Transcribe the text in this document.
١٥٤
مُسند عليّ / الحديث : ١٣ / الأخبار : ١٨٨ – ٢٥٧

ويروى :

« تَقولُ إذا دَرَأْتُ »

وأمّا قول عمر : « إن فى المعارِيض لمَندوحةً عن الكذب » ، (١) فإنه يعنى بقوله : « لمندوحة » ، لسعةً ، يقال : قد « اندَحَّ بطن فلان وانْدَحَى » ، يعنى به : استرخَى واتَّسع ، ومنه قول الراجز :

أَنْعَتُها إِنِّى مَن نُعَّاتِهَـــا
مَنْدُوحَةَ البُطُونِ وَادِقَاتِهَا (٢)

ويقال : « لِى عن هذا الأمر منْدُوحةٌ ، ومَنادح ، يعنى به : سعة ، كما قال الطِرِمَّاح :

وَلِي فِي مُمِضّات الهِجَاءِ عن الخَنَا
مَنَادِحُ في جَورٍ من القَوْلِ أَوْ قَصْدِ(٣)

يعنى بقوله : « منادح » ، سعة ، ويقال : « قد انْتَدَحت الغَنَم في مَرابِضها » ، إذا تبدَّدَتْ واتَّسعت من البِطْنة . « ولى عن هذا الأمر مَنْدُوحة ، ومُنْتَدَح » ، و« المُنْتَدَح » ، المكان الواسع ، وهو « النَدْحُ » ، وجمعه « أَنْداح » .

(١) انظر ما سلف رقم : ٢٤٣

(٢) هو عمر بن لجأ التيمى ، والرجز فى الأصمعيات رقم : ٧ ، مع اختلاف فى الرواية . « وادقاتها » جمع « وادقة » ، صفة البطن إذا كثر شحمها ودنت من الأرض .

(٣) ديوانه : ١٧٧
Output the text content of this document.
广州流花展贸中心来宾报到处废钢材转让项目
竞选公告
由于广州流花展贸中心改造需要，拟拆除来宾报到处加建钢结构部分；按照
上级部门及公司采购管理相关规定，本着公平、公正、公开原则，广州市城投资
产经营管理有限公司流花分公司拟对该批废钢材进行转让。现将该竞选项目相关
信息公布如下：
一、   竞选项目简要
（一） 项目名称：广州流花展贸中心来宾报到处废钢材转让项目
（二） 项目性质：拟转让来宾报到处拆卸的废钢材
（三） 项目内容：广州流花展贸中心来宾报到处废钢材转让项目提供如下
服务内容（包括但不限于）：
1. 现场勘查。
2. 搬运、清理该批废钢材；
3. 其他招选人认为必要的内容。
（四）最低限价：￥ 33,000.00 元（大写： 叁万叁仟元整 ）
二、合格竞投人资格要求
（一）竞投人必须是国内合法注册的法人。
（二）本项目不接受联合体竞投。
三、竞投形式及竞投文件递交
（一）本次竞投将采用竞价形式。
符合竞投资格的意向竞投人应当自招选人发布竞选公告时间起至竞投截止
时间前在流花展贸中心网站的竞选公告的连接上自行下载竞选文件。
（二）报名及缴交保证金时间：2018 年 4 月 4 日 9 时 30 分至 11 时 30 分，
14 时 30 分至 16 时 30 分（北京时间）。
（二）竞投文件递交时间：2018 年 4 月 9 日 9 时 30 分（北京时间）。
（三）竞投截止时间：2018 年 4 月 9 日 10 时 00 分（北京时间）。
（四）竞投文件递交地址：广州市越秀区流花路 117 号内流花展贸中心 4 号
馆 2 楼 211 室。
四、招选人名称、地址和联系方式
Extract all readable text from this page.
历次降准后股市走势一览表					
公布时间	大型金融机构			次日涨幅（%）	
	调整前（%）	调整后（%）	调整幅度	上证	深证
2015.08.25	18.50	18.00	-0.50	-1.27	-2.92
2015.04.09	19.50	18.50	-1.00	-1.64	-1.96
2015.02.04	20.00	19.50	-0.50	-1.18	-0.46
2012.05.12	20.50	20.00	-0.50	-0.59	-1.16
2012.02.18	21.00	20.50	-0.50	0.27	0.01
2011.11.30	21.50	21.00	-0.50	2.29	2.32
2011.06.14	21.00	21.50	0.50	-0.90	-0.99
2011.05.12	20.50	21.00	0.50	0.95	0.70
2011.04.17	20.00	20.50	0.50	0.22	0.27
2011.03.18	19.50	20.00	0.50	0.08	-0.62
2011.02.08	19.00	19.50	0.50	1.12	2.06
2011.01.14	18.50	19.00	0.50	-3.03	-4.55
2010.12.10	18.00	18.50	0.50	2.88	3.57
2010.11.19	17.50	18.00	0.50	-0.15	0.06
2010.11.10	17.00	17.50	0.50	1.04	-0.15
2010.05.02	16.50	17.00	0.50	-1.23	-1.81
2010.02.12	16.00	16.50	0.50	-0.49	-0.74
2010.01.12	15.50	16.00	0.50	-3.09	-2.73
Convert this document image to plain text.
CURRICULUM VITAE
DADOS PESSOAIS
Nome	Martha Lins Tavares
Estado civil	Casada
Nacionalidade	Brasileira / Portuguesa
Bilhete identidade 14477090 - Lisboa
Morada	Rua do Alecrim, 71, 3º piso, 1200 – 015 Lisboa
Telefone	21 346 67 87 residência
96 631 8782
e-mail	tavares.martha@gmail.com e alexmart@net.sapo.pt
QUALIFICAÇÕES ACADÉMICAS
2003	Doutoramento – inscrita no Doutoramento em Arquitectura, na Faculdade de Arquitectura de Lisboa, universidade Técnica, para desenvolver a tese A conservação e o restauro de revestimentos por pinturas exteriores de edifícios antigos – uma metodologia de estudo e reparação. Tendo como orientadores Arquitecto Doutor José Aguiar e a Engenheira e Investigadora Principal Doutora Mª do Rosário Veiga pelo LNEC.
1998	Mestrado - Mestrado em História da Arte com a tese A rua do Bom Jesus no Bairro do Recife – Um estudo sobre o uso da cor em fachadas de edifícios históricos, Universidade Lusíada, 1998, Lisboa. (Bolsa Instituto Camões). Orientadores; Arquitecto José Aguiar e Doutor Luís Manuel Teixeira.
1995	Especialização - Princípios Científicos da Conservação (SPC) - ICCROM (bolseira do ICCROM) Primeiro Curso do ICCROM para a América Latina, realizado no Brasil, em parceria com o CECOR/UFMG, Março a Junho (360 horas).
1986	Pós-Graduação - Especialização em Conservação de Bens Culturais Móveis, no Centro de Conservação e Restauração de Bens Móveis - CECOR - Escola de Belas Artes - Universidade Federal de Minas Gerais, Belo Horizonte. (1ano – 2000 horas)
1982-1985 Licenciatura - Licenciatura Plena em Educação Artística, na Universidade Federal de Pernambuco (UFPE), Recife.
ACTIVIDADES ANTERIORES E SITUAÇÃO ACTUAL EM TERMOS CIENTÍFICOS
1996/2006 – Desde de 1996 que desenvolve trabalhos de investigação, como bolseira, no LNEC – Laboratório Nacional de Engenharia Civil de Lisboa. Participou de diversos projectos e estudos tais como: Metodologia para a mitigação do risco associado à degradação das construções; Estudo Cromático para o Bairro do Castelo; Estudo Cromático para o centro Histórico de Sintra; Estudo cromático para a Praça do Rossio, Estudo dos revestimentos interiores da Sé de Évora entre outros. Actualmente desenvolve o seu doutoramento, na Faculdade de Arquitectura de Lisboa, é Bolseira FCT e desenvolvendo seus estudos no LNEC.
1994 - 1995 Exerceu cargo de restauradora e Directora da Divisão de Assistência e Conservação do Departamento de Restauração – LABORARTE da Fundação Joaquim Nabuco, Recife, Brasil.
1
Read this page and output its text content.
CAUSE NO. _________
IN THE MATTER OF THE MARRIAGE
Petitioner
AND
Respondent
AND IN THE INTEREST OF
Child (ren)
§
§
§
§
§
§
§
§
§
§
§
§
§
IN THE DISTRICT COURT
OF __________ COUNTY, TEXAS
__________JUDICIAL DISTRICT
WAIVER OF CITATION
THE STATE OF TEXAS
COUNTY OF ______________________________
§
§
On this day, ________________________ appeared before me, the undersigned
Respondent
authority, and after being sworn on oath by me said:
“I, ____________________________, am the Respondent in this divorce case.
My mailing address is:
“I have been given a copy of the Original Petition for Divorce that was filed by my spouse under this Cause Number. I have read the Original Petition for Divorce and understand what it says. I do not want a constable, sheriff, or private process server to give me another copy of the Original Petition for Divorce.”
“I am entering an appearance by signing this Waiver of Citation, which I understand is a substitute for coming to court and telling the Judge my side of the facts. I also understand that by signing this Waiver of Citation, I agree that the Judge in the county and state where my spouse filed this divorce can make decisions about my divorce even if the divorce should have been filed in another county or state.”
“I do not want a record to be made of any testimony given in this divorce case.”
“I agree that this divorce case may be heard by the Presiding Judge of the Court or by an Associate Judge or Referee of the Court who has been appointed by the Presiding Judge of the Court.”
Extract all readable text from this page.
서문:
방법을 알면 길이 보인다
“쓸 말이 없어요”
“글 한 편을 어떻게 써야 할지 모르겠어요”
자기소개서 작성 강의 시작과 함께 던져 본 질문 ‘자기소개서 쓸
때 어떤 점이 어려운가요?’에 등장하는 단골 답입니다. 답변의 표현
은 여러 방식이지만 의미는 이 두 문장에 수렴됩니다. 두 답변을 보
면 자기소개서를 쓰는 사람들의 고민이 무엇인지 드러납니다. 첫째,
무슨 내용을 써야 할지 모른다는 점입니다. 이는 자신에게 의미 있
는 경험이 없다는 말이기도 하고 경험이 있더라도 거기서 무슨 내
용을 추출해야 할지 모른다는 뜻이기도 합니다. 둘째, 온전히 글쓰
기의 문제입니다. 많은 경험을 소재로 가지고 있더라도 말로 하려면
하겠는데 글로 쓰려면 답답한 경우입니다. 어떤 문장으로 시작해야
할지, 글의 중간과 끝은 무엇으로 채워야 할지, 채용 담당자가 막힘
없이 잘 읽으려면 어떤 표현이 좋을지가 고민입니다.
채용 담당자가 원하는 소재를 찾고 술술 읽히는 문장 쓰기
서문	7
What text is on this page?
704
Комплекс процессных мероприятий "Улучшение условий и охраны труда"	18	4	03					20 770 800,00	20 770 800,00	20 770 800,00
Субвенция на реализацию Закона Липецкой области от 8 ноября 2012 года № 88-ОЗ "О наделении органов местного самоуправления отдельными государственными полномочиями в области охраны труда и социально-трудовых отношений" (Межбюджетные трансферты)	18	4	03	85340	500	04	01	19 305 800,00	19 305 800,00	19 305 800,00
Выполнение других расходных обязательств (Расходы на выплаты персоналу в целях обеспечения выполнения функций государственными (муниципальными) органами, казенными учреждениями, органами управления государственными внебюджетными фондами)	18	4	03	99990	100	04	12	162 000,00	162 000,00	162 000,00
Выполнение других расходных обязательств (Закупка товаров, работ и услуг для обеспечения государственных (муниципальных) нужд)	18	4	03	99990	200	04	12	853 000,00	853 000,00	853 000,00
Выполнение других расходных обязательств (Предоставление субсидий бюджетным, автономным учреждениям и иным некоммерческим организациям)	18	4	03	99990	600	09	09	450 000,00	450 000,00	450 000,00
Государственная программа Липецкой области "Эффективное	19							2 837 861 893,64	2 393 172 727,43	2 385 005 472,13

**The request:** Each line containing "document" counts once; state the total number of such lines and nothing else.

**Result:** 3